* _PAGE_:
Work is under way to establish the full extent of the damage, but council chiefs insisted the bridge was structurally sound and the public was not in danger.

The £12m repair budget for the 120-year-old bridge is included along with planned investment in schools, roads, house-building and other projects in the council’s spending plans to be approved next week.

City finance convener 
Alasdair Rankin said water had got into the cracked concrete.

But he said it was expected that traffic would be able to continue using the bridge – a vital route through the city centre – while repairs were carried out.

Councillor Rankin said: “People will understandably be concerned to know, is it structurally sound, and the answer is yes. That’s what the engineers are telling us.

“If there was a structural problem we might need to think about reducing the weightload, which could mean closing a couple of lanes. But that is not necessary from what we are hearing from the experts.”

The problems were discovered during a routine 
inspection of the bridge at the end of last year.

Cllr Rankin said: “There is some deterioration of the paintwork so some metal is exposed and there is a certain amount of rusting.

“Some concrete cracking has been detected and a certain amount of water ingress as a result.

“Work is going on at the moment to make sure we know the scale of the problem.

“But we have been advised it is prudent to put aside £12m in order to get the bridge into a long-term sustainable condition.”

He said there were regular inspections of the bridge and every so often a more in-depth inspection.

“This was one of the more in-depth inspections.

“We don’t have a detailed programme of work to tell us what would be involved.

“It may be given what we are hearing about damaged concrete and water ingress we might have to have temporary lane closures, but we cannot confirm that at this stage.

“We’re still working on the overall programme, so we don’t have a start date, but we expect the work to be phased over several years.”

He said one of the problems in carrying out the repairs was the fact the bridge was built over Waverley station.

“We have to have a special structure in place to do the necessary work under the bridge so we are not creating any danger for the station below.”

North Bridge was built by Glasgow-based civil engineers Sir William Arrol & Co, who were also responsible for the Forth Bridge and London’s Tower Bridge. It was opened in September 1897.

The budget drawn up by Edinburgh’s Labour-SNP coalition will see council tax rise by three per cent after the Scottish Government lifted the freeze which has been in place since 
2007.

And the ongoing programme of job losses will continue, with the target of 1500 fewer posts expected to be reached by the middle of the year.

* _WRITTEN REQUEST A_:
Reproduce the passage of the article on the North Bridge repairs starting at "The £12m repair" and ending at "the cracked concrete.".

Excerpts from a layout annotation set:

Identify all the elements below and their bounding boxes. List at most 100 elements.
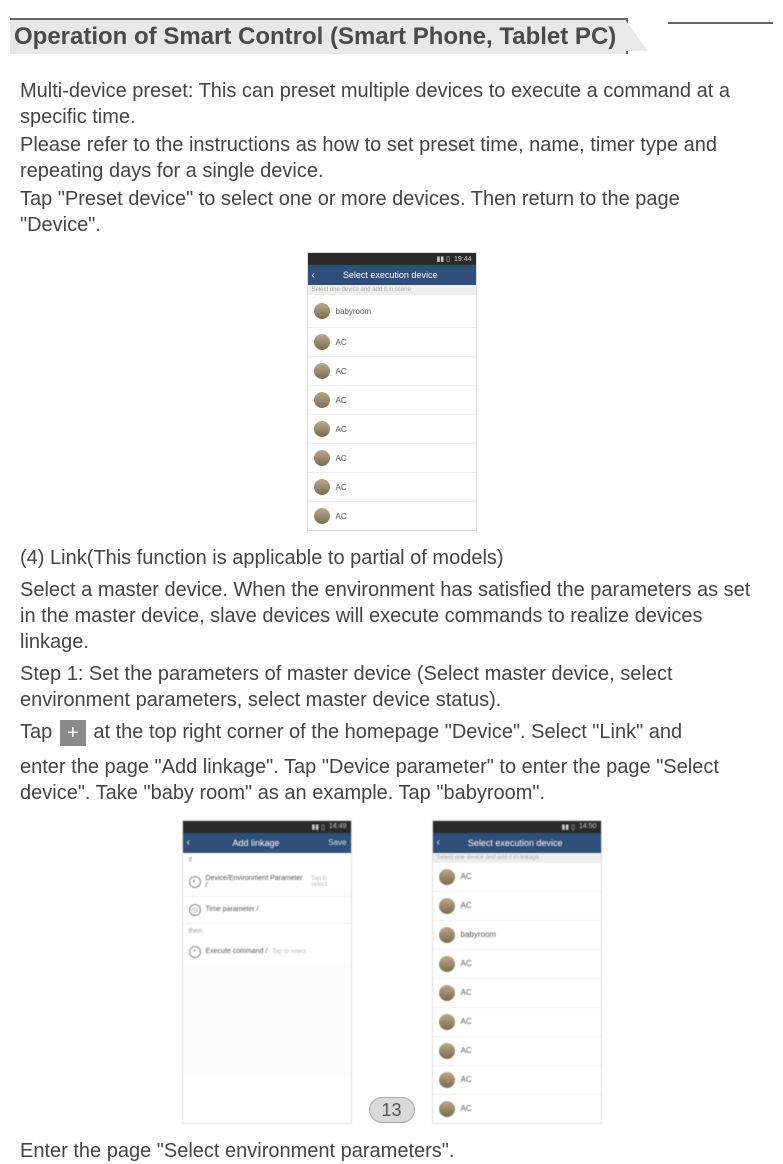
item-label: AC: [336, 425, 347, 434]
title-decoration: [626, 21, 648, 51]
item-label: AC: [461, 1075, 472, 1084]
screenshot-select-device-2: ▮▮ ▯ 14:50 ‹ Select execution device Sel…: [432, 820, 602, 1124]
item-label: babyroom: [336, 307, 372, 316]
row-label: Execute command /: [206, 948, 268, 955]
screenshot-row-2: ▮▮ ▯ 14:49 ‹ Add linkage Save if ◐ Devic…: [20, 820, 763, 1124]
paragraph-3: Tap "Preset device" to select one or mor…: [20, 186, 763, 238]
device-icon: [314, 421, 330, 437]
item-label: AC: [461, 988, 472, 997]
item-label: AC: [336, 512, 347, 521]
screenshot-row-1: ▮▮ ▯ 19:44 ‹ Select execution device Sel…: [20, 252, 763, 531]
status-bar: ▮▮ ▯ 14:49: [183, 821, 351, 833]
time-param-row: ◷ Time parameter /: [183, 897, 351, 924]
status-time: 14:49: [329, 823, 347, 830]
item-label: AC: [336, 396, 347, 405]
list-item: AC: [308, 415, 476, 444]
item-label: AC: [461, 872, 472, 881]
hint: Tap to select: [272, 949, 306, 955]
paragraph-9: Enter the page "Select environment param…: [20, 1138, 763, 1164]
p7-part-a: Tap: [20, 721, 58, 743]
list-item: babyroom: [308, 295, 476, 328]
page-title-bar: Operation of Smart Control (Smart Phone,…: [10, 18, 773, 54]
globe-icon: ◐: [189, 876, 201, 888]
header-title: Add linkage: [184, 838, 328, 848]
header-title: Select execution device: [309, 270, 472, 280]
hint: Tap to select: [311, 876, 344, 888]
signal-icon: ▮▮ ▯: [561, 823, 575, 831]
blank-area: [183, 965, 351, 1075]
device-icon: [314, 392, 330, 408]
app-header: ‹ Add linkage Save: [183, 833, 351, 853]
device-icon: [439, 1072, 455, 1088]
device-param-row: ◐ Device/Environment Parameter / Tap to …: [183, 868, 351, 897]
status-bar: ▮▮ ▯ 14:50: [433, 821, 601, 833]
list-item: AC: [433, 892, 601, 921]
device-icon: [439, 869, 455, 885]
screenshot-add-linkage: ▮▮ ▯ 14:49 ‹ Add linkage Save if ◐ Devic…: [182, 820, 352, 1124]
p7-part-b: at the top right corner of the homepage …: [93, 721, 682, 743]
item-label: AC: [461, 1017, 472, 1026]
device-icon: [314, 450, 330, 466]
device-icon: [439, 985, 455, 1001]
device-icon: [439, 1014, 455, 1030]
header-title: Select execution device: [434, 838, 597, 848]
paragraph-8: enter the page "Add linkage". Tap "Devic…: [20, 754, 763, 806]
title-rule: [668, 22, 773, 24]
status-bar: ▮▮ ▯ 19:44: [308, 253, 476, 265]
list-item: AC: [433, 950, 601, 979]
cmd-icon: •: [189, 946, 201, 958]
signal-icon: ▮▮ ▯: [436, 255, 450, 263]
list-item: AC: [433, 1095, 601, 1123]
list-item: AC: [308, 444, 476, 473]
execute-command-row: • Execute command / Tap to select: [183, 939, 351, 965]
screenshot-select-device: ▮▮ ▯ 19:44 ‹ Select execution device Sel…: [307, 252, 477, 531]
item-label: babyroom: [461, 930, 497, 939]
item-label: AC: [461, 1104, 472, 1113]
list-item: AC: [433, 863, 601, 892]
device-icon: [314, 508, 330, 524]
header-subtitle: Select one device and add it in linkage: [433, 853, 601, 863]
item-label: AC: [336, 338, 347, 347]
paragraph-6: Step 1: Set the parameters of master dev…: [20, 661, 763, 713]
list-item: AC: [433, 1008, 601, 1037]
item-label: AC: [336, 483, 347, 492]
header-subtitle: Select one device and add it in scene: [308, 285, 476, 295]
list-item: AC: [433, 979, 601, 1008]
list-item: AC: [308, 328, 476, 357]
device-icon: [439, 898, 455, 914]
row-label: Time parameter /: [206, 906, 259, 913]
device-icon: [439, 1043, 455, 1059]
paragraph-4: (4) Link(This function is applicable to …: [20, 545, 763, 571]
app-header: ‹ Select execution device: [433, 833, 601, 853]
item-label: AC: [336, 367, 347, 376]
plus-icon: +: [60, 720, 86, 746]
list-item: AC: [308, 357, 476, 386]
item-label: AC: [461, 959, 472, 968]
item-label: AC: [336, 454, 347, 463]
status-time: 19:44: [454, 256, 472, 263]
device-icon: [439, 1101, 455, 1117]
device-icon: [314, 363, 330, 379]
list-item: AC: [433, 1066, 601, 1095]
list-item: AC: [308, 473, 476, 502]
paragraph-1: Multi-device preset: This can preset mul…: [20, 78, 763, 130]
list-item: babyroom: [433, 921, 601, 950]
device-icon: [314, 334, 330, 350]
if-label: if: [183, 853, 351, 868]
page-title: Operation of Smart Control (Smart Phone,…: [10, 18, 628, 54]
row-label: Device/Environment Parameter /: [206, 875, 307, 889]
device-icon: [314, 303, 330, 319]
clock-icon: ◷: [189, 904, 201, 916]
list-item: AC: [433, 1037, 601, 1066]
device-icon: [439, 956, 455, 972]
device-icon: [439, 927, 455, 943]
list-item: AC: [308, 502, 476, 530]
item-label: AC: [461, 901, 472, 910]
then-label: then: [183, 924, 351, 939]
list-item: AC: [308, 386, 476, 415]
main-content: Multi-device preset: This can preset mul…: [10, 78, 773, 1164]
paragraph-7: Tap + at the top right corner of the hom…: [20, 719, 763, 746]
signal-icon: ▮▮ ▯: [311, 823, 325, 831]
status-time: 14:50: [579, 823, 597, 830]
item-label: AC: [461, 1046, 472, 1055]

* _WRITTEN REQUEST B_:
In the records, change "babyroom" to "nursery" in the lines starting at the one containing "item-label: AC: [336, 425, 347, 434]" and ending at the one containing "p7-part-a: Tap: [20, 721, 58, 743]", and give only those lines.

* _TASK OUTPUT A_:
The £12m repair budget for the 120-year-old bridge is included along with planned investment in schools, roads, house-building and other projects in the council’s spending plans to be approved next week.

City finance convener 
Alasdair Rankin said water had got into the cracked concrete.

* _TASK OUTPUT B_:
item-label: AC: [336, 425, 347, 434]
title-decoration: [626, 21, 648, 51]
item-label: AC: [461, 1075, 472, 1084]
screenshot-select-device-2: ▮▮ ▯ 14:50 ‹ Select execution device Sel…: [432, 820, 602, 1124]
item-label: nursery: [336, 307, 372, 316]
row-label: Execute command /: [206, 948, 268, 955]
screenshot-row-2: ▮▮ ▯ 14:49 ‹ Add linkage Save if ◐ Devic…: [20, 820, 763, 1124]
paragraph-3: Tap "Preset device" to select one or mor…: [20, 186, 763, 238]
device-icon: [314, 421, 330, 437]
item-label: AC: [461, 988, 472, 997]
item-label: AC: [336, 512, 347, 521]
screenshot-row-1: ▮▮ ▯ 19:44 ‹ Select execution device Sel…: [20, 252, 763, 531]
status-bar: ▮▮ ▯ 14:49: [183, 821, 351, 833]
time-param-row: ◷ Time parameter /: [183, 897, 351, 924]
status-time: 14:49: [329, 823, 347, 830]
item-label: AC: [336, 396, 347, 405]
list-item: AC: [308, 415, 476, 444]
item-label: AC: [461, 872, 472, 881]
hint: Tap to select: [272, 949, 306, 955]
paragraph-9: Enter the page "Select environment param…: [20, 1138, 763, 1164]
p7-part-a: Tap: [20, 721, 58, 743]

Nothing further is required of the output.